Task ▸ State the number of lines that hold the string "далее", with nothing added.

[START]

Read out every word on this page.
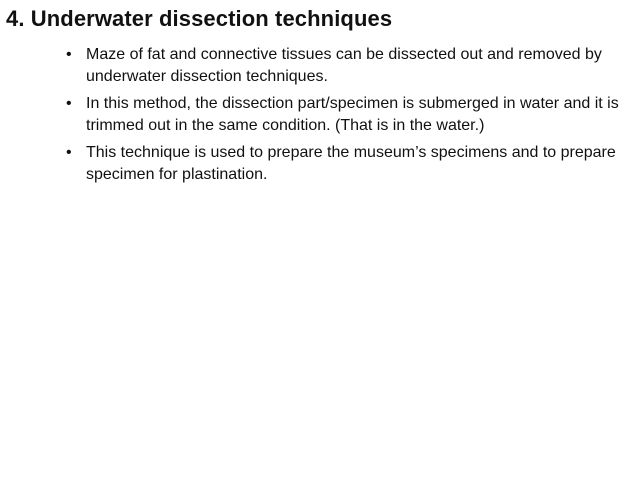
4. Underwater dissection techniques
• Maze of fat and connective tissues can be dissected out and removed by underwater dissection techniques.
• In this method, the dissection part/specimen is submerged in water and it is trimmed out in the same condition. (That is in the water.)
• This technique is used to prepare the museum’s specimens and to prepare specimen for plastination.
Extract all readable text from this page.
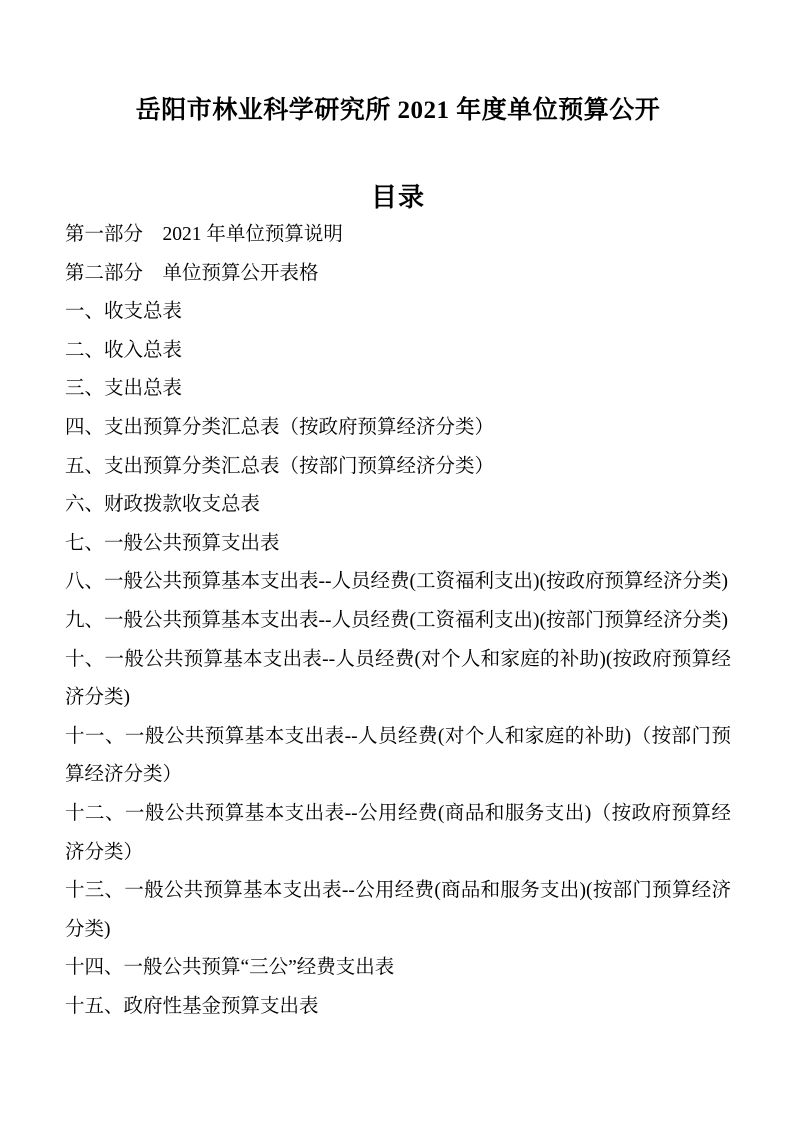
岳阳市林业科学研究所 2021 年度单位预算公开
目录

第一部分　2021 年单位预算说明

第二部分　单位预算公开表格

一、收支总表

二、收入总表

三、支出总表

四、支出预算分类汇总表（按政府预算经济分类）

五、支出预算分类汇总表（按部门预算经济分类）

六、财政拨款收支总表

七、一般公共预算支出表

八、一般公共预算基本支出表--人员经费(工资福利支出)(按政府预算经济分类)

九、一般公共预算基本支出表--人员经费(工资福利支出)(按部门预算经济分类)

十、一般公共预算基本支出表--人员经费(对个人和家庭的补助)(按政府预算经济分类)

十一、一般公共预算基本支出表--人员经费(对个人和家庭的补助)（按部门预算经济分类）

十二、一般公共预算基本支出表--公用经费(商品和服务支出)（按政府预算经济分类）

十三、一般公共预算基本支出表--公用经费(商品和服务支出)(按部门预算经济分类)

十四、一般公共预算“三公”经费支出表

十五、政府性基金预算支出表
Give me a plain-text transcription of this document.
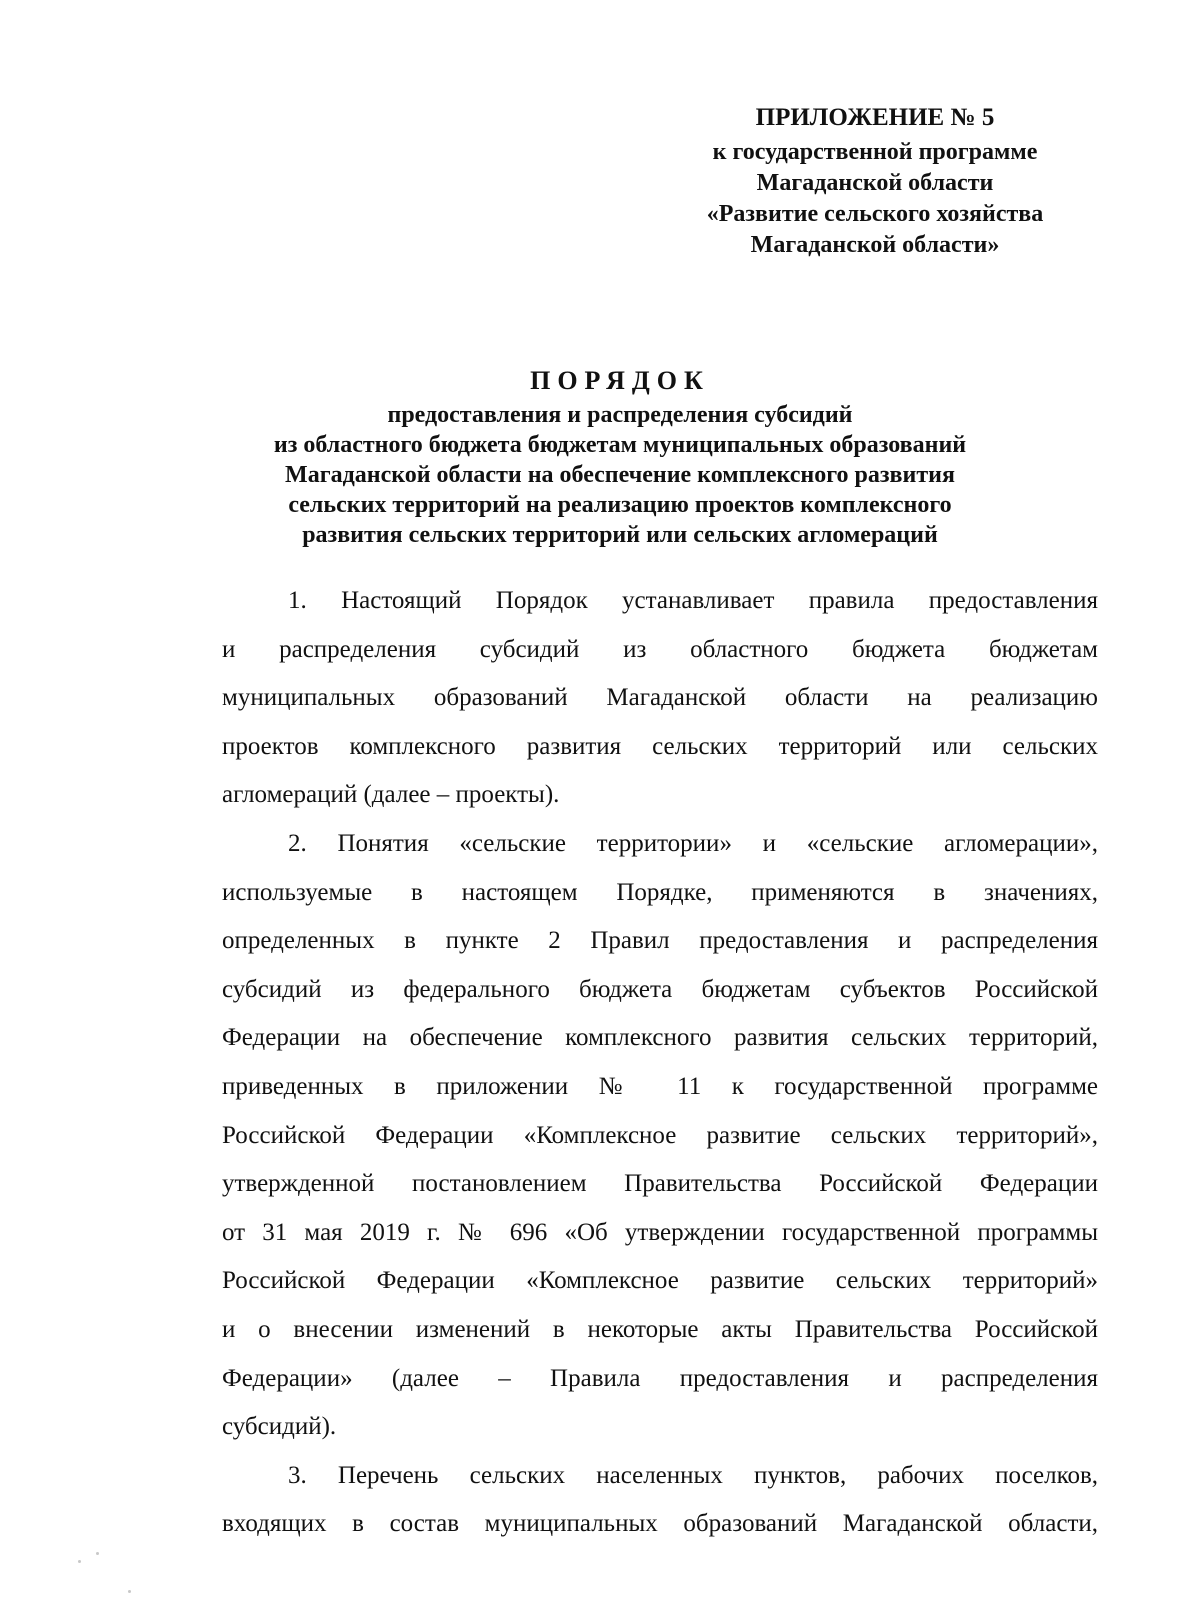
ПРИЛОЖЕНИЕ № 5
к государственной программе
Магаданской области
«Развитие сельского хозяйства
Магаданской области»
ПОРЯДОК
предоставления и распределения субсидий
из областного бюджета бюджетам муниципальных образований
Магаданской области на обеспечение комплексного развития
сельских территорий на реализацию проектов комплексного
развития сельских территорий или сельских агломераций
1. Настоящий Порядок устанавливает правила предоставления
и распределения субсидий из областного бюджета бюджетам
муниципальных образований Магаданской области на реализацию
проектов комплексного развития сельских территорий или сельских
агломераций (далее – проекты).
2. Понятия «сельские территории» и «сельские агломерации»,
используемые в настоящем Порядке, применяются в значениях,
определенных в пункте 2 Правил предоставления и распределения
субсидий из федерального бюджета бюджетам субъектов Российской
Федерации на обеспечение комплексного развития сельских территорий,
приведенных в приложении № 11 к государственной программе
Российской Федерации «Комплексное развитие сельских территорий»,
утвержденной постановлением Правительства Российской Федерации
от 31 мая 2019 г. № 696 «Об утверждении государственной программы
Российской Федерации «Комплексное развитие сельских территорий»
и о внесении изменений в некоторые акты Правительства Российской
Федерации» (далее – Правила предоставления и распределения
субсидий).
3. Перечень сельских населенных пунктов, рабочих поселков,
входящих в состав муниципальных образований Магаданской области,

[END]
[START]

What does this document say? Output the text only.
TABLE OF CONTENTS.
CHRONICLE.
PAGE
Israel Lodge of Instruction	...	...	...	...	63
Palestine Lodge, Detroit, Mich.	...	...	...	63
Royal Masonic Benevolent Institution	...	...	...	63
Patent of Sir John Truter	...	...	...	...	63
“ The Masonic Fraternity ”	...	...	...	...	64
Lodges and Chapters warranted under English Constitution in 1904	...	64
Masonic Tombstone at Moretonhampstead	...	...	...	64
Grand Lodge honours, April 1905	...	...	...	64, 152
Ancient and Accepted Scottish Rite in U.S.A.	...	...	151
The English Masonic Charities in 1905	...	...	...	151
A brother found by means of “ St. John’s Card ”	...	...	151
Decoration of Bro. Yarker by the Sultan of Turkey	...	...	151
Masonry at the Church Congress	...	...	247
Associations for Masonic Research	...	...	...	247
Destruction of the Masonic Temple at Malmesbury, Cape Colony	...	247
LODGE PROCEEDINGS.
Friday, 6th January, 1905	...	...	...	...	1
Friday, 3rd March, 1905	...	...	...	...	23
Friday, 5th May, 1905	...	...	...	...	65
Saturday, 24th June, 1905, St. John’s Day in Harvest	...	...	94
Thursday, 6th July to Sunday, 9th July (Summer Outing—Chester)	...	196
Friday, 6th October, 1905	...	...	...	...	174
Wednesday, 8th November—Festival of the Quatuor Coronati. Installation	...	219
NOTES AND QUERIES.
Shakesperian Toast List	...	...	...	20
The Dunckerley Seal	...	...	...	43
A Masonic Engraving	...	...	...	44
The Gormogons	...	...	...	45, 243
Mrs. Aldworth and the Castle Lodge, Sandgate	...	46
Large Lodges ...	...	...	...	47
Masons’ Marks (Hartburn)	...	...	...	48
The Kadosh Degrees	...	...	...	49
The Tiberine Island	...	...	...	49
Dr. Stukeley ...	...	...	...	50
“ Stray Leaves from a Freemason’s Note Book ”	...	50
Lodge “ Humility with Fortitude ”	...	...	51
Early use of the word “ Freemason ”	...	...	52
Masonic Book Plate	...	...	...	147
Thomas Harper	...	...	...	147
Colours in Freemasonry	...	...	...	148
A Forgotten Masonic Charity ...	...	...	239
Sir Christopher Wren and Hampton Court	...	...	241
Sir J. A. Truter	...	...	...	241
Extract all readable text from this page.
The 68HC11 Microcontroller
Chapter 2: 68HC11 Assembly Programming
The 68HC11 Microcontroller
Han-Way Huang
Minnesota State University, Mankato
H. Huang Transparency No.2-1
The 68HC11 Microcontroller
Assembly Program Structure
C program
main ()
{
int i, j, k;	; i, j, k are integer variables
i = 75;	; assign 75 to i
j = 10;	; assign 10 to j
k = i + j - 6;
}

[END]

Full response ▸ 2